# Exercise:
Give the listing below again in full, exactly as written.

Dataset entries
○ ○ ○ ○ ○ ○ ○
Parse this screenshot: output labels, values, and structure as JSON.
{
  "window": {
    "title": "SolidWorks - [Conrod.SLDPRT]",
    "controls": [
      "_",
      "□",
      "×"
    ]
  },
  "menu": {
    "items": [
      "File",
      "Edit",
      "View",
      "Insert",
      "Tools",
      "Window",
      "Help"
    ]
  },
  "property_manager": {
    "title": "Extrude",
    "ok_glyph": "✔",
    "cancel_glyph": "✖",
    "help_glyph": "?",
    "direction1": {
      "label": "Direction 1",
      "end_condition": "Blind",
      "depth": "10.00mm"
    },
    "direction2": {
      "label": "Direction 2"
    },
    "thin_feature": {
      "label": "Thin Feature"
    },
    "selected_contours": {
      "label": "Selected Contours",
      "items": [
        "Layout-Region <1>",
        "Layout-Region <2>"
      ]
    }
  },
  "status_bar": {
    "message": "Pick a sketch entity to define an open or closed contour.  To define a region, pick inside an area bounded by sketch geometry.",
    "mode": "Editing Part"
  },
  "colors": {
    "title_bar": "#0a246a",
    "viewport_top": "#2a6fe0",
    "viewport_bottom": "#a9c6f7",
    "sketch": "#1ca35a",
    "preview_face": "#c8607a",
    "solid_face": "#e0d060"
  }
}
○ ○ ○ ○ ○ ○ ○
# The result:
Parse this screenshot: output labels, values, and structure as JSON.
{
  "window": {
    "title": "SolidWorks - [Conrod.SLDPRT]",
    "controls": [
      "_",
      "□",
      "×"
    ]
  },
  "menu": {
    "items": [
      "File",
      "Edit",
      "View",
      "Insert",
      "Tools",
      "Window",
      "Help"
    ]
  },
  "property_manager": {
    "title": "Extrude",
    "ok_glyph": "✔",
    "cancel_glyph": "✖",
    "help_glyph": "?",
    "direction1": {
      "label": "Direction 1",
      "end_condition": "Blind",
      "depth": "10.00mm"
    },
    "direction2": {
      "label": "Direction 2"
    },
    "thin_feature": {
      "label": "Thin Feature"
    },
    "selected_contours": {
      "label": "Selected Contours",
      "items": [
        "Layout-Region <1>",
        "Layout-Region <2>"
      ]
    }
  },
  "status_bar": {
    "message": "Pick a sketch entity to define an open or closed contour.  To define a region, pick inside an area bounded by sketch geometry.",
    "mode": "Editing Part"
  },
  "colors": {
    "title_bar": "#0a246a",
    "viewport_top": "#2a6fe0",
    "viewport_bottom": "#a9c6f7",
    "sketch": "#1ca35a",
    "preview_face": "#c8607a",
    "solid_face": "#e0d060"
  }
}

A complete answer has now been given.